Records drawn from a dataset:
__________________________________________________

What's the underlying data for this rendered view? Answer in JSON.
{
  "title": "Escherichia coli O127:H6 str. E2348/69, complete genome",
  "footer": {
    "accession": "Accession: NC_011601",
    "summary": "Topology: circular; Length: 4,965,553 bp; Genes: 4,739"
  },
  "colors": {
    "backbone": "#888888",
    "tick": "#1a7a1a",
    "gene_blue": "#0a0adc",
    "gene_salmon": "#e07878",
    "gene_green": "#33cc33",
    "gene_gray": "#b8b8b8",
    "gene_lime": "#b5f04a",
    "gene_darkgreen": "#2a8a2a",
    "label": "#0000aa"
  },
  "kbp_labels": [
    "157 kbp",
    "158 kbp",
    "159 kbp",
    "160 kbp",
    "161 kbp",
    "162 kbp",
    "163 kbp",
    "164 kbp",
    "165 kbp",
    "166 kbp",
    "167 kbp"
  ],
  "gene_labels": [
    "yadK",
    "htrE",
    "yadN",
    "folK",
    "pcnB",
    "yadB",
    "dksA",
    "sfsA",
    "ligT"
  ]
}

__________________________________________________

What you are asked to do:
The full set of records, transcribed exactly, is the answer.

Answer to this task:
What's the underlying data for this rendered view? Answer in JSON.
{
  "title": "Escherichia coli O127:H6 str. E2348/69, complete genome",
  "footer": {
    "accession": "Accession: NC_011601",
    "summary": "Topology: circular; Length: 4,965,553 bp; Genes: 4,739"
  },
  "colors": {
    "backbone": "#888888",
    "tick": "#1a7a1a",
    "gene_blue": "#0a0adc",
    "gene_salmon": "#e07878",
    "gene_green": "#33cc33",
    "gene_gray": "#b8b8b8",
    "gene_lime": "#b5f04a",
    "gene_darkgreen": "#2a8a2a",
    "label": "#0000aa"
  },
  "kbp_labels": [
    "157 kbp",
    "158 kbp",
    "159 kbp",
    "160 kbp",
    "161 kbp",
    "162 kbp",
    "163 kbp",
    "164 kbp",
    "165 kbp",
    "166 kbp",
    "167 kbp"
  ],
  "gene_labels": [
    "yadK",
    "htrE",
    "yadN",
    "folK",
    "pcnB",
    "yadB",
    "dksA",
    "sfsA",
    "ligT"
  ]
}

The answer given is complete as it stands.